WHAT YOU ARE ASKED TO DO
Reproduce the items below, substituting "日常工作" for every occurrence of "本职工作" and leaving everything else unchanged.

————————

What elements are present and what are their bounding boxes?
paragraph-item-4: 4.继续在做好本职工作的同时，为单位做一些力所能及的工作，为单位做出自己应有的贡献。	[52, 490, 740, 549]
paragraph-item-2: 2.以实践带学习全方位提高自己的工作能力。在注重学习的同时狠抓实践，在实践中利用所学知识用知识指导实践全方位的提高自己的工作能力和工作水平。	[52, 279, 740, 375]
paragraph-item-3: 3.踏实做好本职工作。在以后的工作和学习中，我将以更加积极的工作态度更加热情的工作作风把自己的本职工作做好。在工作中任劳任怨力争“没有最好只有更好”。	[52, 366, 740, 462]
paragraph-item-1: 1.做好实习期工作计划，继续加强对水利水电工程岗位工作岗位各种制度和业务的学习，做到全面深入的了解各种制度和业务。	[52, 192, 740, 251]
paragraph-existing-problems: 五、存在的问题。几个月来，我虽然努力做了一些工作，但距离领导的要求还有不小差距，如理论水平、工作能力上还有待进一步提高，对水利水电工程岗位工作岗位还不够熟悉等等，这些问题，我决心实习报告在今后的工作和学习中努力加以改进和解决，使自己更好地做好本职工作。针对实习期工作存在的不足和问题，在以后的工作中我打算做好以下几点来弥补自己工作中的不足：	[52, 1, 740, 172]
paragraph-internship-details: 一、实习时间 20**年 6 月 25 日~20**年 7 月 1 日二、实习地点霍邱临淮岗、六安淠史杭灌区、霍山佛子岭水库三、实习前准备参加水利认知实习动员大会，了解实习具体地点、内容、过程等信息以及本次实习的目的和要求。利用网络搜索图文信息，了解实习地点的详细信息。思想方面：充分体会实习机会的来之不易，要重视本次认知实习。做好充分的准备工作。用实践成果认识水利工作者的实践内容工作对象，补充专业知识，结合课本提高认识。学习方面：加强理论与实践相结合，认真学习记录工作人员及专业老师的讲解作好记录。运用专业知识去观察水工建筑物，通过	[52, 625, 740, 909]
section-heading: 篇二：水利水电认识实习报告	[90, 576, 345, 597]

————————

EXERCISE SOLUTION
What elements are present and what are their bounding boxes?
paragraph-item-4: 4.继续在做好日常工作的同时，为单位做一些力所能及的工作，为单位做出自己应有的贡献。	[52, 490, 740, 549]
paragraph-item-2: 2.以实践带学习全方位提高自己的工作能力。在注重学习的同时狠抓实践，在实践中利用所学知识用知识指导实践全方位的提高自己的工作能力和工作水平。	[52, 279, 740, 375]
paragraph-item-3: 3.踏实做好日常工作。在以后的工作和学习中，我将以更加积极的工作态度更加热情的工作作风把自己的日常工作做好。在工作中任劳任怨力争“没有最好只有更好”。	[52, 366, 740, 462]
paragraph-item-1: 1.做好实习期工作计划，继续加强对水利水电工程岗位工作岗位各种制度和业务的学习，做到全面深入的了解各种制度和业务。	[52, 192, 740, 251]
paragraph-existing-problems: 五、存在的问题。几个月来，我虽然努力做了一些工作，但距离领导的要求还有不小差距，如理论水平、工作能力上还有待进一步提高，对水利水电工程岗位工作岗位还不够熟悉等等，这些问题，我决心实习报告在今后的工作和学习中努力加以改进和解决，使自己更好地做好日常工作。针对实习期工作存在的不足和问题，在以后的工作中我打算做好以下几点来弥补自己工作中的不足：	[52, 1, 740, 172]
paragraph-internship-details: 一、实习时间 20**年 6 月 25 日~20**年 7 月 1 日二、实习地点霍邱临淮岗、六安淠史杭灌区、霍山佛子岭水库三、实习前准备参加水利认知实习动员大会，了解实习具体地点、内容、过程等信息以及本次实习的目的和要求。利用网络搜索图文信息，了解实习地点的详细信息。思想方面：充分体会实习机会的来之不易，要重视本次认知实习。做好充分的准备工作。用实践成果认识水利工作者的实践内容工作对象，补充专业知识，结合课本提高认识。学习方面：加强理论与实践相结合，认真学习记录工作人员及专业老师的讲解作好记录。运用专业知识去观察水工建筑物，通过	[52, 625, 740, 909]
section-heading: 篇二：水利水电认识实习报告	[90, 576, 345, 597]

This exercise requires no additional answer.